■ Exercise prompt
Tally the lines holding the string "DOUBLE" and reply with that number alone.

◇ ◇ ◇ ◇ ◇ ◇ ◇

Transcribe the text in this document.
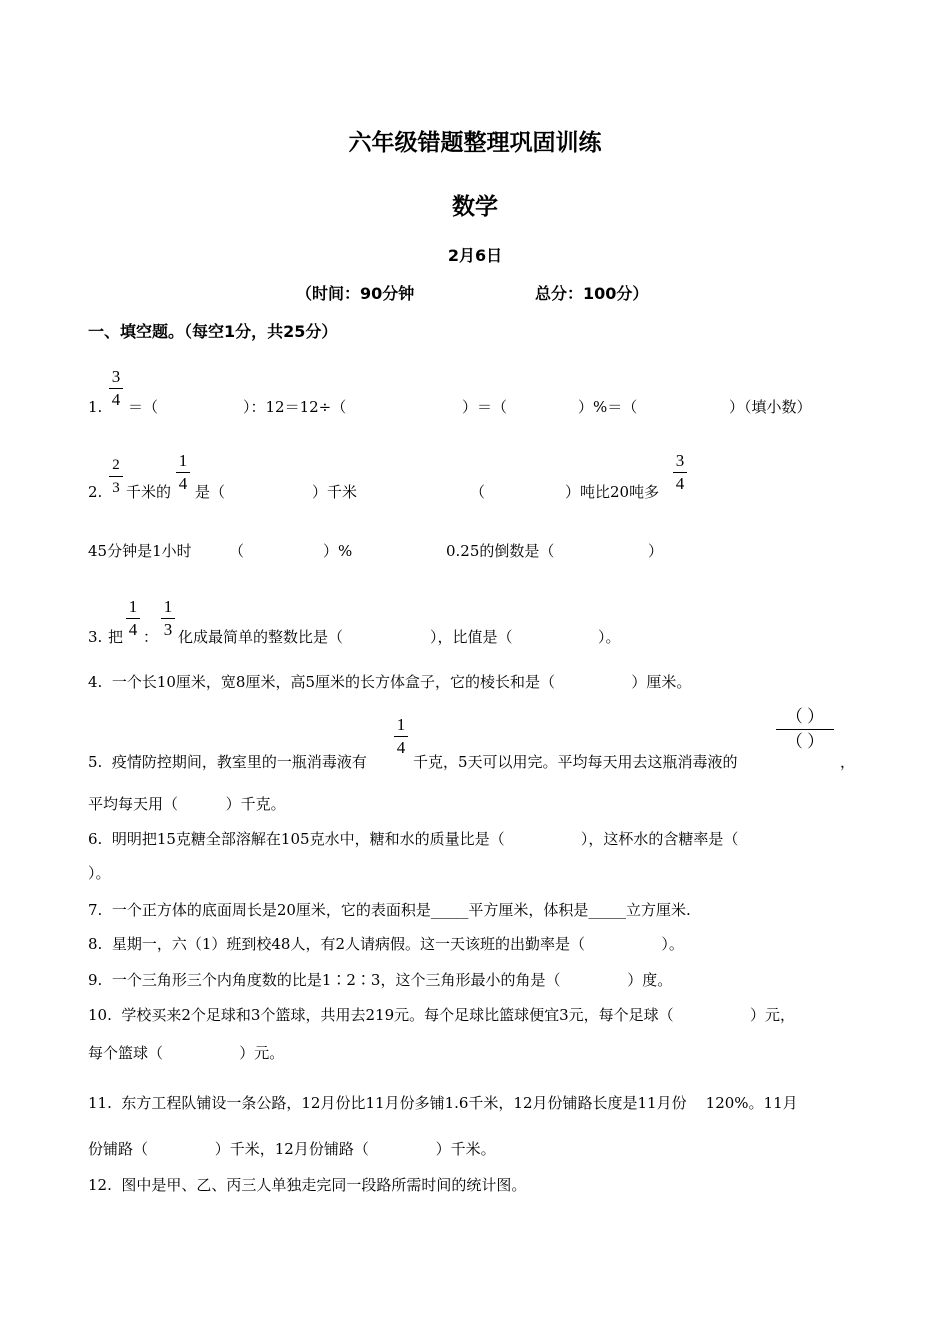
六年级错题整理巩固训练
数学
2月6日
（时间：90分钟	总分：100分）
一、填空题。（每空1分，共25分）
1.
3
4 ＝（	）：12＝12÷（	）＝（	）%＝（	）（填小数）
2.
2
3 千米的
1
4 是（	）千米	（	）吨比20吨多
3
4
45分钟是1小时 （	）%	0.25的倒数是（	）
3. 把
1
4 ：
1
3 化成最简单的整数比是（	），比值是（	）。
4.  一个长10厘米，宽8厘米，高5厘米的长方体盒子，它的棱长和是（                ）厘米。
5.  疫情防控期间，教室里的一瓶消毒液有
1
4
千克，5天可以用完。平均每天用去这瓶消毒液的
（ ）
（ ）
，
平均每天用（          ）千克。
6.  明明把15克糖全部溶解在105克水中，糖和水的质量比是（                ），这杯水的含糖率是（
）。
7.  一个正方体的底面周长是20厘米，它的表面积是_____平方厘米，体积是_____立方厘米.
8.  星期一，六（1）班到校48人，有2人请病假。这一天该班的出勤率是（                ）。
9.  一个三角形三个内角度数的比是1∶2∶3，这个三角形最小的角是（              ）度。
10.  学校买来2个足球和3个篮球，共用去219元。每个足球比篮球便宜3元，每个足球（                ）元，
每个篮球（                ）元。
11.  东方工程队铺设一条公路，12月份比11月份多铺1.6千米，12月份铺路长度是11月份    120%。11月
份铺路（              ）千米，12月份铺路（              ）千米。
12.  图中是甲、乙、丙三人单独走完同一段路所需时间的统计图。
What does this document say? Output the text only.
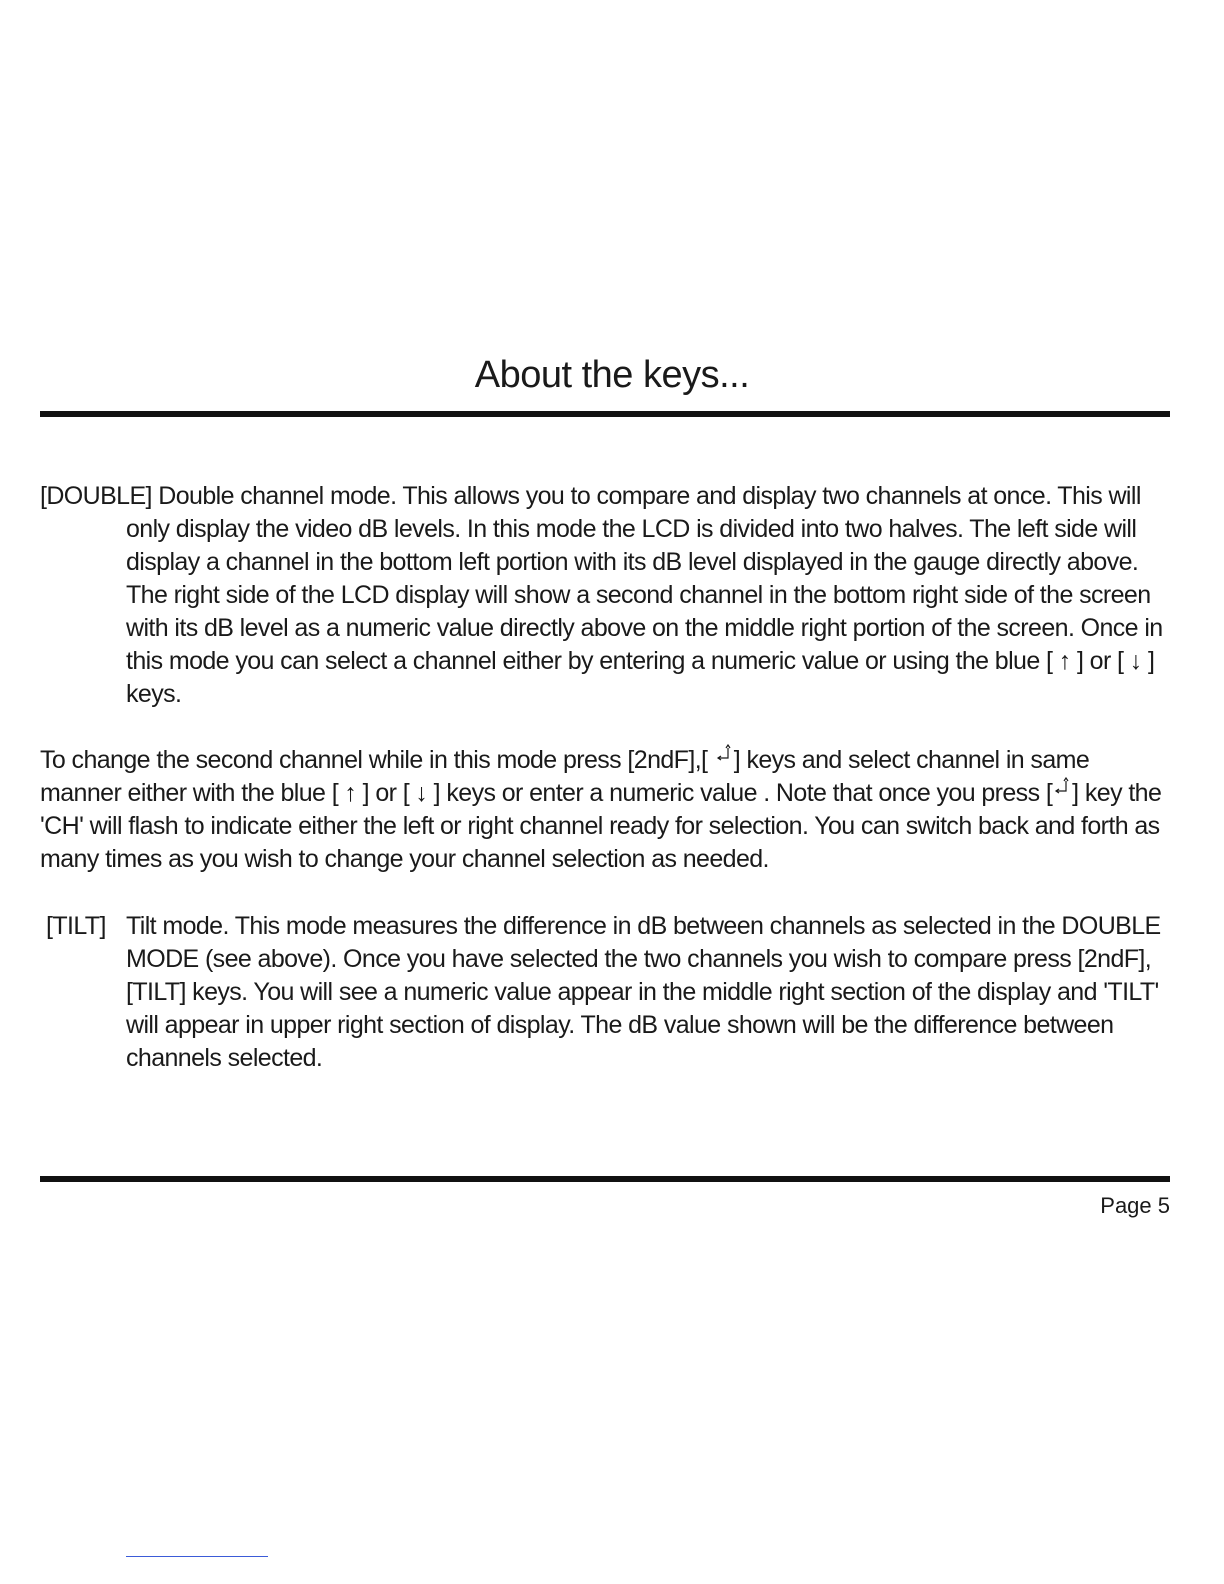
About the keys...

[DOUBLE] Double channel mode. This allows you to compare and display two channels at once. This will only display the video dB levels. In this mode the LCD is divided into two halves. The left side will display a channel in the bottom left portion with its dB level displayed in the gauge directly above. The right side of the LCD display will show a second channel in the bottom right side of the screen with its dB level as a numeric value directly above on the middle right portion of the screen. Once in this mode you can select a channel either by entering a numeric value or using the blue [ ↑ ] or [ ↓ ] keys.

To change the second channel while in this mode press [2ndF],[
] keys and select channel in same manner either with the blue [ ↑ ] or [ ↓ ] keys or enter a numeric value . Note that once you press [ ] key the 'CH' will flash to indicate either the left or right channel ready for selection. You can switch back and forth as many times as you wish to change your channel selection as needed.

[TILT] Tilt mode. This mode measures the difference in dB between channels as selected in the DOUBLE MODE (see above). Once you have selected the two channels you wish to compare press [2ndF],[TILT] keys. You will see a numeric value appear in the middle right section of the display and 'TILT' will appear in upper right section of display. The dB value shown will be the difference between channels selected.

Page 5
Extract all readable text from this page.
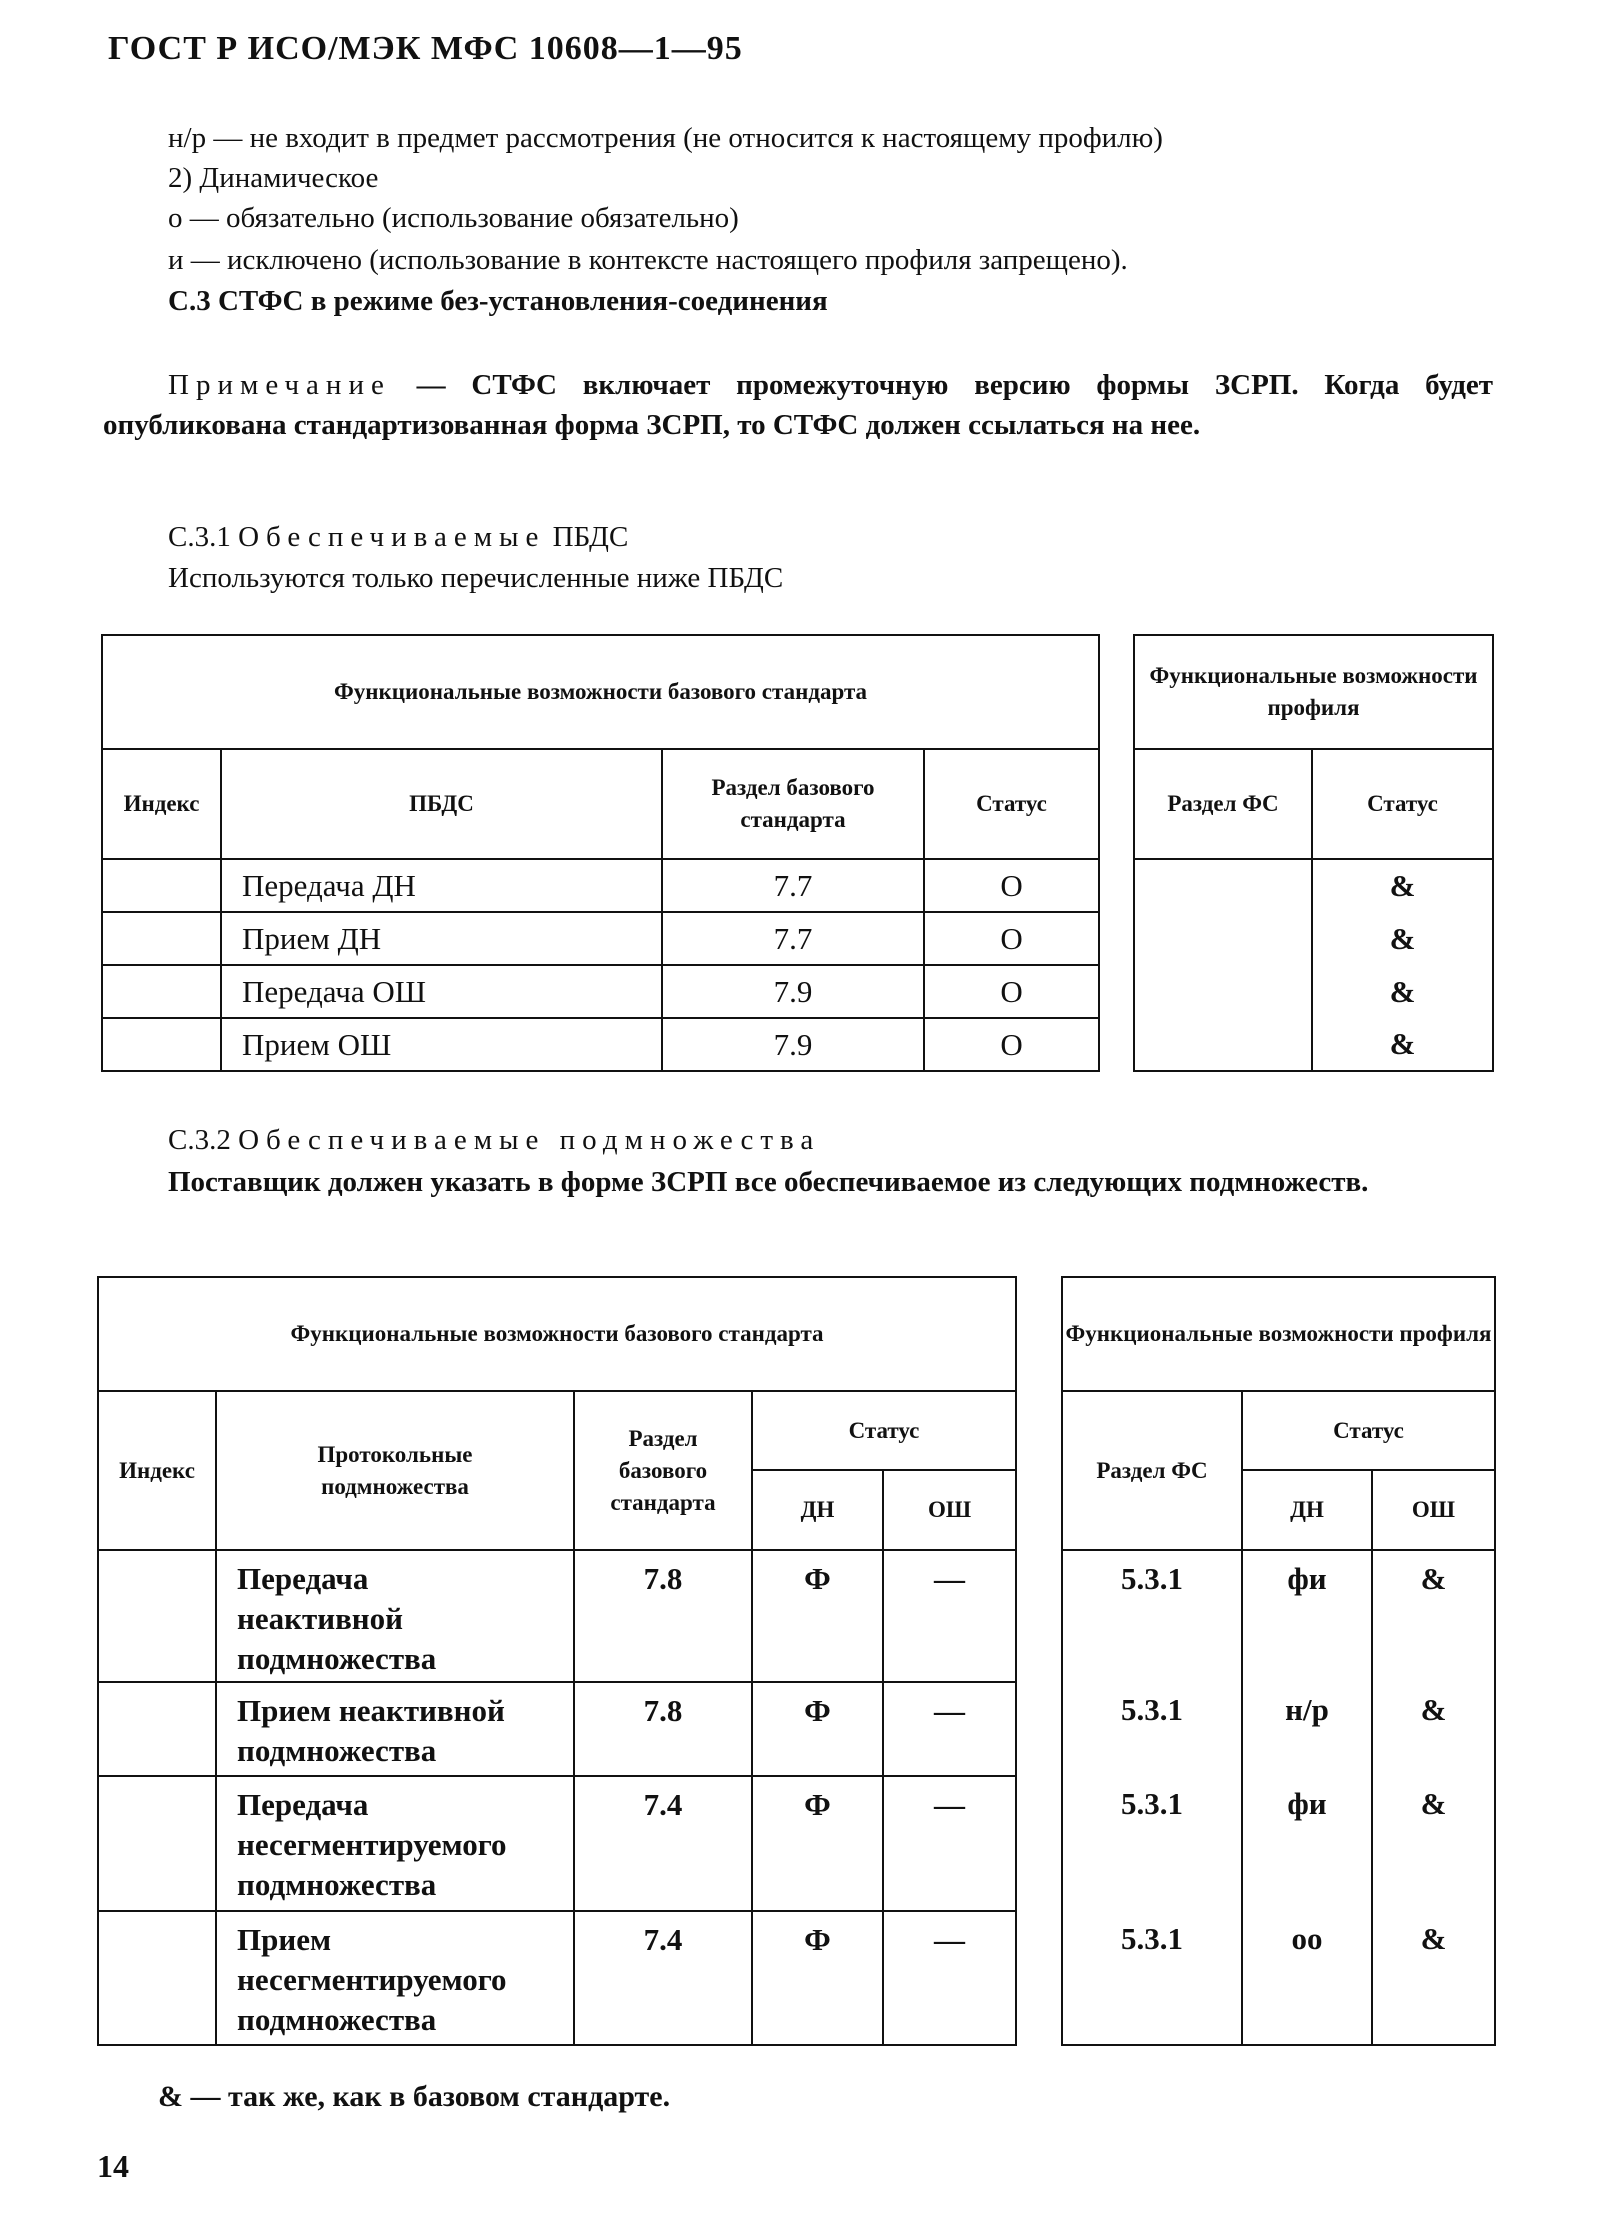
ГОСТ Р ИСО/МЭК МФС 10608—1—95
н/р — не входит в предмет рассмотрения (не относится к настоящему профилю)
2) Динамическое
о — обязательно (использование обязательно)
и — исключено (использование в контексте настоящего профиля запрещено).
С.3 СТФС в режиме без-установления-соединения
Примечание — СТФС включает промежуточную версию формы ЗСРП. Когда будет опубликована стандартизованная форма ЗСРП, то СТФС должен ссылаться на нее.
С.3.1 Обеспечиваемые ПБДС
Используются только перечисленные ниже ПБДС
Функциональные возможности базового стандарта			
Индекс	ПБДС	Раздел базового стандарта	Статус
	Передача ДН	7.7	О
	Прием ДН	7.7	О
	Передача ОШ	7.9	О
	Прием ОШ	7.9	О
Функциональные возможности профиля	
Раздел ФС	Статус
	&
	&
	&
	&
С.3.2 Обеспечиваемые подмножества
Поставщик должен указать в форме ЗСРП все обеспечиваемое из следующих подмножеств.
Функциональные возможности базового стандарта				
Индекс	Протокольные подмножества	Раздел базового стандарта	Статус	
			ДН	ОШ
	Передача неактивной подмножества	7.8	Ф	—
	Прием неактивной подмножества	7.8	Ф	—
	Передача несегментируемого подмножества	7.4	Ф	—
	Прием несегментируемого подмножества	7.4	Ф	—
Функциональные возможности профиля		
Раздел ФС	Статус	
	ДН	ОШ
5.3.1	фи	&
5.3.1	н/р	&
5.3.1	фи	&
5.3.1	оо	&
& — так же, как в базовом стандарте.
14
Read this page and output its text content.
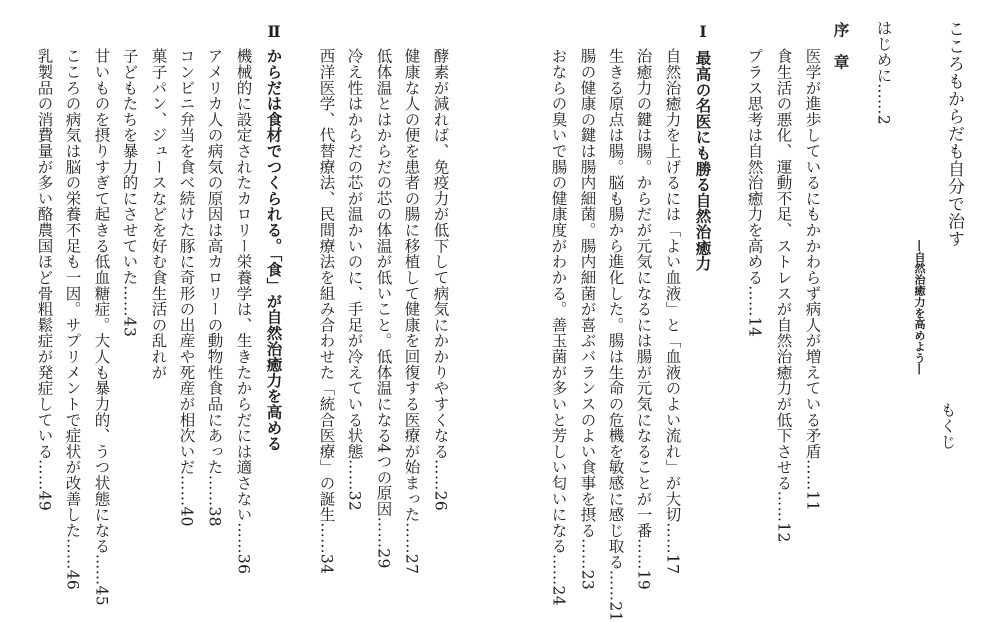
こころもからだも自分で治す
―自然治癒力を高めよう―
もくじ
はじめに……2
序　章
医学が進歩しているにもかかわらず病人が増えている矛盾……11
食生活の悪化、運動不足、ストレスが自然治癒力が低下させる……12
プラス思考は自然治癒力を高める……14
Ⅰ
最高の名医にも勝る自然治癒力
自然治癒力を上げるには「よい血液」と「血液のよい流れ」が大切……17
治癒力の鍵は腸。からだが元気になるには腸が元気になることが一番……19
生きる原点は腸。脳も腸から進化した。腸は生命の危機を敏感に感じ取る……21
腸の健康の鍵は腸内細菌。腸内細菌が喜ぶバランスのよい食事を摂る……23
おならの臭いで腸の健康度がわかる。善玉菌が多いと芳しい匂いになる……24
酵素が減れば、免疫力が低下して病気にかかりやすくなる……26
健康な人の便を患者の腸に移植して健康を回復する医療が始まった……27
低体温とはからだの芯の体温が低いこと。低体温になる4つの原因……29
冷え性はからだの芯が温かいのに、手足が冷えている状態……32
西洋医学、代替療法、民間療法を組み合わせた「統合医療」の誕生……34
Ⅱ
からだは食材でつくられる。「食」が自然治癒力を高める
機械的に設定されたカロリー栄養学は、生きたからだには適さない……36
アメリカ人の病気の原因は高カロリーの動物性食品にあった……38
コンビニ弁当を食べ続けた豚に奇形の出産や死産が相次いだ……40
菓子パン、ジュースなどを好む食生活の乱れが
子どもたちを暴力的にさせていた……43
甘いものを摂りすぎて起きる低血糖症。大人も暴力的、うつ状態になる……45
こころの病気は脳の栄養不足も一因。サプリメントで症状が改善した……46
乳製品の消費量が多い酪農国ほど骨粗鬆症が発症している……49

◇ ◇ ◇ ◇ ◇ ◇ ◇

■ Correct output
2